● **TASK OBJECTIVE**: Return the stretch of the Logic Environment post that begins with the words "I also spend" and ends after "Aux for instance.", copied verbatim.

You can then use the Colors palette to set the color for each of these label Objects, and drag the lower-right corner of these Objects to re-size them. Double-clicking the Object after its settings have been set will open the Value Names Table Editor, and THIS is where you type the text you want displayed in the label Object, NOT in the Object Name. Type the desired label text into the first slot in the Value Names Table. This is why my label Objects have their names set to "-------"; the actual name is just sort of a handle to grab on to when moving the Objects. You can think of these label Objects as pop-up menus that have only a single choice, which is why the "Range" parameter is set to "0 - 0" - the range encompasses only that single Value, and the Name of that single Value becomes the displayed label text. 

- I then get busy with the Colors palette and color each brick of 16 Instruments as well as the corresponding stem sub masters and per-stem Effects Aux Objects to the same color. This makes the Main Window nice and colorful and easier to navigate.

Whew. Now I've built a staggering array of Audio, Instrument, Aux, and dummy Label Objects, and arranged them into nice tidy rows. I can do this from scratch in less than an hour or so. Since "Automatic Management of Channel Strip Objects" is turned OFF, these objects will not get created, deleted, or moved as I mess with tracks in the Main Window. I can freely use "New Track With Same Channel Strip/Instrument" and "New Track With Next Channel/MIDI Channel" and "New Track With Duplicate Settings" and nothing will change in my Environment. 

I can expand and collapse the Folder Track Stacks to show/hide each brick of 16 Instruments, and individually show/hide tracks in the Main Window, etc. I generally DON'T delete tracks in the Main Window to clean things up, preferring to use "Hide Track" to reduce clutter - BUT if I DO want to delete tracks in the Main Window it won't delete anything in the Environment.

I also spend some time with the I/O Labels window to create both long and short names for all inputs, outputs, and busses so that I don't have to remember that "bus 33=Drum Stem front reverb" or whatever - I can see the name "Dvrb-F" right in the little box next to the effects send on an Object.

I use Aux Objects for all my stem sub masters and per-stem effects because, unlike Channel Strip > Bus or Output Objects, Auxes have Sends - I use these sends to combine the stem sub masters into a final set of composite mix sub masters by Sending to Busses, and if I want to send a delay Aux into a reverb Aux for instance. 

Unfortunately, Logic DOES still like to automatically create Aux objects when you start messing with Instruments that have Multiple Outputs, so I NEVER use this feature. For me, one Instrument = one stereo pair. I do this mainly because I don't want things to move in my Environment. Likewise, Summing Track Stacks also like to create Aux Objects and stuff on the fly, so I am leery of using this feature. Which is fine by me since my Output Matrix is sort of like a bunch of Summing Stacks anyway.

None of this is really an ideal setup, but this is how I deal with the weirdness and limitations of Logic, the Main Window Mixer, the Environment, etc.


----------



## charlieclouser (Feb 16, 2017)

A slightly different way to approach this is to use separate layers in the Environment for your Instruments, Auxes, stem sub masters, etc. - dividing it up as you see fit. Since you can have multiple copies of the Environment Window open at the same time, each one scrolled differently or set to show a different layer, this would let you keep one Environment Window open that always displays your Output Matrix, with another one open and set to a different layer to show Instruments, so you can scroll around a big array of Instruments while always showing your Output Matrix in another window. I could do this, and may switch to this approach for clarity at some point, but it's also possible to keep everything in one layer, open multiple copies of the Environment, and just scroll each one to display what you want. I just prefer to have as few windows open as possible - Main window on my main 4k monitor, and Environment on the monitor to my right.

● **ENTRIES SUPPLIED**:
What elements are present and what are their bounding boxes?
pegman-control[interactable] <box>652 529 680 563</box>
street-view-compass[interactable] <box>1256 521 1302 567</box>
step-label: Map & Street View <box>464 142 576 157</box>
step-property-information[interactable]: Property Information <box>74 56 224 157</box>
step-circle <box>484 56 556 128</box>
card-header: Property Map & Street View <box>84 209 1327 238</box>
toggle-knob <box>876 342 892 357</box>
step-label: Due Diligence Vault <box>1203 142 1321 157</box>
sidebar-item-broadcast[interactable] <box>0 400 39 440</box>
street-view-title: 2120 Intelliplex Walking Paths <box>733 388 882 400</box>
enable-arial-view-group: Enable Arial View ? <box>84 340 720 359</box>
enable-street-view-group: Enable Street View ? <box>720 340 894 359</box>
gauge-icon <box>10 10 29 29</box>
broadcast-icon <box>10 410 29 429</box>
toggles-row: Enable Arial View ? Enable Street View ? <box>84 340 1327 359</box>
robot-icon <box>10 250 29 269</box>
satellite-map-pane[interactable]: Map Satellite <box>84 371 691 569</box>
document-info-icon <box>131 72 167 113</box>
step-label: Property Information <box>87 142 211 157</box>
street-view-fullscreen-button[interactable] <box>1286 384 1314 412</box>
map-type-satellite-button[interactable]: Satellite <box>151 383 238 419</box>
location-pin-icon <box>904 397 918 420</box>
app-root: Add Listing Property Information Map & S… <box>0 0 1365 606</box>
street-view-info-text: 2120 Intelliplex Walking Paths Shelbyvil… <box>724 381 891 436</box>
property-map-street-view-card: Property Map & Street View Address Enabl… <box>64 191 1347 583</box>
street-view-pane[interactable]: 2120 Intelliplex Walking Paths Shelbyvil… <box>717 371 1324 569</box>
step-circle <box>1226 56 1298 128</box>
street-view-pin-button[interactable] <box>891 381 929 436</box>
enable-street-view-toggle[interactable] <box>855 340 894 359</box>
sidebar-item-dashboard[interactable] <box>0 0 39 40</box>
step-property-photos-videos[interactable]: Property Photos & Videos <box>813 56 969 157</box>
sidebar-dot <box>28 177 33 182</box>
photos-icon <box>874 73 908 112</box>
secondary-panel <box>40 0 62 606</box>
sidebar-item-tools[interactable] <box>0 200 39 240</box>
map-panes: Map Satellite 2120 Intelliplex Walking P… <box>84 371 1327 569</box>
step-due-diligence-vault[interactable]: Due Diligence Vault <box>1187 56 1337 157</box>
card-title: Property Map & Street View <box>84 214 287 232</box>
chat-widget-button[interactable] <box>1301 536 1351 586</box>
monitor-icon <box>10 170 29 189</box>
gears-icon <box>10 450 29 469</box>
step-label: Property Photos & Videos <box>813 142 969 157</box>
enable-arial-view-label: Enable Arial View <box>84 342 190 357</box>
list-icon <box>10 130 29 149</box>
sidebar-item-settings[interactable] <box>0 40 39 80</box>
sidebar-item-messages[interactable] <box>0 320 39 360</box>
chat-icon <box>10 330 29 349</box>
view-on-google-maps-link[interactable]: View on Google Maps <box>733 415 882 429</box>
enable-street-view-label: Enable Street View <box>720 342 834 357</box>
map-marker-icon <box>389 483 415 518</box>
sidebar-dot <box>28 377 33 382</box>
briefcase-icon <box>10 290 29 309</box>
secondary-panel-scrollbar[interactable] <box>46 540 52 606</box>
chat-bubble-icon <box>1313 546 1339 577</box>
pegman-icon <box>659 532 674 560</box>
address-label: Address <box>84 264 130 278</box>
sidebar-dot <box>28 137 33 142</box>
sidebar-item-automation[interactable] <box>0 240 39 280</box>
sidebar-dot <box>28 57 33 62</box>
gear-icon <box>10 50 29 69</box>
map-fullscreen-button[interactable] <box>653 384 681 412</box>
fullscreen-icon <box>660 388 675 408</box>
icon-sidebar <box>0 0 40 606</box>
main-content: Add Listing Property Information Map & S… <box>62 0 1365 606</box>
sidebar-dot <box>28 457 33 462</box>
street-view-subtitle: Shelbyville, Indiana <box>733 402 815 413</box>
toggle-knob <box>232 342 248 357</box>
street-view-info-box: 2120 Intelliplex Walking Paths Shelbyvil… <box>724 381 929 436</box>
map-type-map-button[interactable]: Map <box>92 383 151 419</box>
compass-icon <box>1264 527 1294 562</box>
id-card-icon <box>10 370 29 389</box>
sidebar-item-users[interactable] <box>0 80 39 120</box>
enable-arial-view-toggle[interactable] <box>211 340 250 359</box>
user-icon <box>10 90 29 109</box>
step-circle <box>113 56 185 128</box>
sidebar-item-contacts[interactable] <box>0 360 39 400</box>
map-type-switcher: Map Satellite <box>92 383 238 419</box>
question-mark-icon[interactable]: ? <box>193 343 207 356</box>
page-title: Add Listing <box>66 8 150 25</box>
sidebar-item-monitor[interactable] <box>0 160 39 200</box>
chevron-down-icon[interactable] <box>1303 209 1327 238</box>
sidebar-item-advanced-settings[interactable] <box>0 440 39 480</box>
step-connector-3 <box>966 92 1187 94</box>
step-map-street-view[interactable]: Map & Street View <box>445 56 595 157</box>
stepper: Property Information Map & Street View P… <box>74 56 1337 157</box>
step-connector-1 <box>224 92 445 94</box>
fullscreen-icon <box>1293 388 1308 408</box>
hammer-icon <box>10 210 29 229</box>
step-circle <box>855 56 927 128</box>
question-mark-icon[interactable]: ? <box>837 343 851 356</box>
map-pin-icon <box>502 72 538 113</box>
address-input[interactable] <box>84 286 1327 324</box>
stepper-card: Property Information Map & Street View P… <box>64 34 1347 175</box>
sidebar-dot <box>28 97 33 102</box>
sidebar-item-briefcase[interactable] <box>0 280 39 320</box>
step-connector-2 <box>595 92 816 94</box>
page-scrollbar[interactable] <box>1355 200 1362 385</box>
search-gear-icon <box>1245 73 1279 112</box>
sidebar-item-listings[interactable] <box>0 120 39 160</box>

● **RESULT BELOW**:
I also spend some time with the I/O Labels window to create both long and short names for all inputs, outputs, and busses so that I don't have to remember that "bus 33=Drum Stem front reverb" or whatever - I can see the name "Dvrb-F" right in the little box next to the effects send on an Object.

I use Aux Objects for all my stem sub masters and per-stem effects because, unlike Channel Strip > Bus or Output Objects, Auxes have Sends - I use these sends to combine the stem sub masters into a final set of composite mix sub masters by Sending to Busses, and if I want to send a delay Aux into a reverb Aux for instance.